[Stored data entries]
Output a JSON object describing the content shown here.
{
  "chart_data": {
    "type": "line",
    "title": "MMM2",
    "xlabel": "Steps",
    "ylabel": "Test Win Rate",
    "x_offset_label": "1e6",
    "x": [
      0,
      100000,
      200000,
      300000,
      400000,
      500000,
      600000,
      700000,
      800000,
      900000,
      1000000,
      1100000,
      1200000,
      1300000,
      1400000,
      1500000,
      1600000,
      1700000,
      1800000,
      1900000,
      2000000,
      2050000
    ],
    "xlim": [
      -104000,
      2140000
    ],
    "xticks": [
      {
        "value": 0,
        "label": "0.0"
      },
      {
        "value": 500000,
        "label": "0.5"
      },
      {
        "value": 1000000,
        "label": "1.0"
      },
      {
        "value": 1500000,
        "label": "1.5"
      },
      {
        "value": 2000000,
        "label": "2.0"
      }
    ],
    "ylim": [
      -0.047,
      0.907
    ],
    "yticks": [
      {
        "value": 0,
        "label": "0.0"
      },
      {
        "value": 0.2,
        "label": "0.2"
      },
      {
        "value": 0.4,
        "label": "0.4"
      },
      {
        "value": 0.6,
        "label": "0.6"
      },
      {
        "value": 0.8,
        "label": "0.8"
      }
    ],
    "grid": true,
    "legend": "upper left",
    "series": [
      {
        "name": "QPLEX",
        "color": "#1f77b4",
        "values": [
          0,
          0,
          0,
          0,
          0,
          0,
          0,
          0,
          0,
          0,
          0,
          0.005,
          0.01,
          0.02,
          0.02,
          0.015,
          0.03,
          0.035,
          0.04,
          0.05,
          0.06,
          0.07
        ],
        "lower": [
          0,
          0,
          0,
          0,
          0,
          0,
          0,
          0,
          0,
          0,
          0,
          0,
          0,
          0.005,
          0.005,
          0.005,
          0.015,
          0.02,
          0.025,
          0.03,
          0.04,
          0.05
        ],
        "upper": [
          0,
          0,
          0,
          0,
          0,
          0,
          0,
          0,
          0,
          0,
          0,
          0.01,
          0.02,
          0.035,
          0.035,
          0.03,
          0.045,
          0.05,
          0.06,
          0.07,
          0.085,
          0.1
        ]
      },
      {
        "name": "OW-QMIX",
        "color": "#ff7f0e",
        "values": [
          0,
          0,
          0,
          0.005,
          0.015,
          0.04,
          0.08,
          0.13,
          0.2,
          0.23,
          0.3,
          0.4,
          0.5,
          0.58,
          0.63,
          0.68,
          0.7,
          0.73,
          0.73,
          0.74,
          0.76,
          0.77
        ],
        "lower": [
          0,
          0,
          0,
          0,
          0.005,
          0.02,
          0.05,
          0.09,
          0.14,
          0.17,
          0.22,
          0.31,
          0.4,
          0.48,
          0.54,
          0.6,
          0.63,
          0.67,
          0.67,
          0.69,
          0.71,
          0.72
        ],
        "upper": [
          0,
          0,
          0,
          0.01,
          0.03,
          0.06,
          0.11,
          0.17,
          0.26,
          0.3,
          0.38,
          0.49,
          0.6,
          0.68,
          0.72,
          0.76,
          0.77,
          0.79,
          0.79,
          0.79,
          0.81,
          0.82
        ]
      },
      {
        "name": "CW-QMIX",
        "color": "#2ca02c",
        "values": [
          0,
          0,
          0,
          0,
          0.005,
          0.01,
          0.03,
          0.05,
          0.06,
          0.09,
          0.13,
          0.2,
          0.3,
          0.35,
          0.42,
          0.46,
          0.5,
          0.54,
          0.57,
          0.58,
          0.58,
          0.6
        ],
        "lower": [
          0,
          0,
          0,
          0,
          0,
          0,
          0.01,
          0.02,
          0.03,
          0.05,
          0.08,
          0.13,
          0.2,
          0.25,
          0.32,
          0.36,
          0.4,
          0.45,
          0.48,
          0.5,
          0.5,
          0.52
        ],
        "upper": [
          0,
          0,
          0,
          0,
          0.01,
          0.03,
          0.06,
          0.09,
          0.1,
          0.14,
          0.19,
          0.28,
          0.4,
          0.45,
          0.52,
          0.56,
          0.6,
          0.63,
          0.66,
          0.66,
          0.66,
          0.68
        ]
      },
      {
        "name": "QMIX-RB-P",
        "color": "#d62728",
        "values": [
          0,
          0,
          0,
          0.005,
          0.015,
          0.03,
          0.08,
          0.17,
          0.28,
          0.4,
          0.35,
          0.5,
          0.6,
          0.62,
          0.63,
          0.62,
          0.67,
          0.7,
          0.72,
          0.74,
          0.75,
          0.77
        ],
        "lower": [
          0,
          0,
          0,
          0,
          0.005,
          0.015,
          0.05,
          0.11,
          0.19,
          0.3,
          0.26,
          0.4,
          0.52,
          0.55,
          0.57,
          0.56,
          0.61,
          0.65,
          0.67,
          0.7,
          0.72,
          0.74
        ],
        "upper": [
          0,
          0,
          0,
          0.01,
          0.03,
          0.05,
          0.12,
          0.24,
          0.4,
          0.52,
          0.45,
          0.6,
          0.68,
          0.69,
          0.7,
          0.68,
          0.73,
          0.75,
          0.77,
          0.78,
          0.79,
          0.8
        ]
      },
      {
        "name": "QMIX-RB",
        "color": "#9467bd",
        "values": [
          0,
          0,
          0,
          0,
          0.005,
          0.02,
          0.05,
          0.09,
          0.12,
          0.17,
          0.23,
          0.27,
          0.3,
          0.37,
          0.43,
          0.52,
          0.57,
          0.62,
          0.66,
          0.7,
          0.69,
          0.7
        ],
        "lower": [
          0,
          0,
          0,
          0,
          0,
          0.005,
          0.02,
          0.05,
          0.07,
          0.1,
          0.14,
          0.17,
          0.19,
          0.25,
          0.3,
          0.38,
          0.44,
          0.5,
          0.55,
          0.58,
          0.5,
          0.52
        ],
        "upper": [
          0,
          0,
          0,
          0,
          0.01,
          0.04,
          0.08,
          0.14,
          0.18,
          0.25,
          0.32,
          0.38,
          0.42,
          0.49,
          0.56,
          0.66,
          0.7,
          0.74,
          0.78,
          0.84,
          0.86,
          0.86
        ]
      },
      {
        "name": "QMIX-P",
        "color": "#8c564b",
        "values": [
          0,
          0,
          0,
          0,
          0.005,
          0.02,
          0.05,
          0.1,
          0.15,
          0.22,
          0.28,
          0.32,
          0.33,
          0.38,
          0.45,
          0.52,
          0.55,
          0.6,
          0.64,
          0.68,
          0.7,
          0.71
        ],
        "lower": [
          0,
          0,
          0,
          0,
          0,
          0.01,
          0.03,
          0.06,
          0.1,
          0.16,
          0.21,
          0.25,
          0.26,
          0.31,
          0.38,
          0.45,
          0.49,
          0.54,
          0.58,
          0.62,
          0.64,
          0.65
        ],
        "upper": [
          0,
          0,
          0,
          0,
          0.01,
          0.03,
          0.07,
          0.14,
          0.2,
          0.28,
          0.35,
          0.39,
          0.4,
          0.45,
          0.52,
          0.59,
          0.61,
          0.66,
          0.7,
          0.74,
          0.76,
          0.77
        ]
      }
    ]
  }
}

- _EXERCISE TASK_:
Check the records above line by line and tally those holding the string "name". Answer with the number only.

- _THE SOLUTION_:
6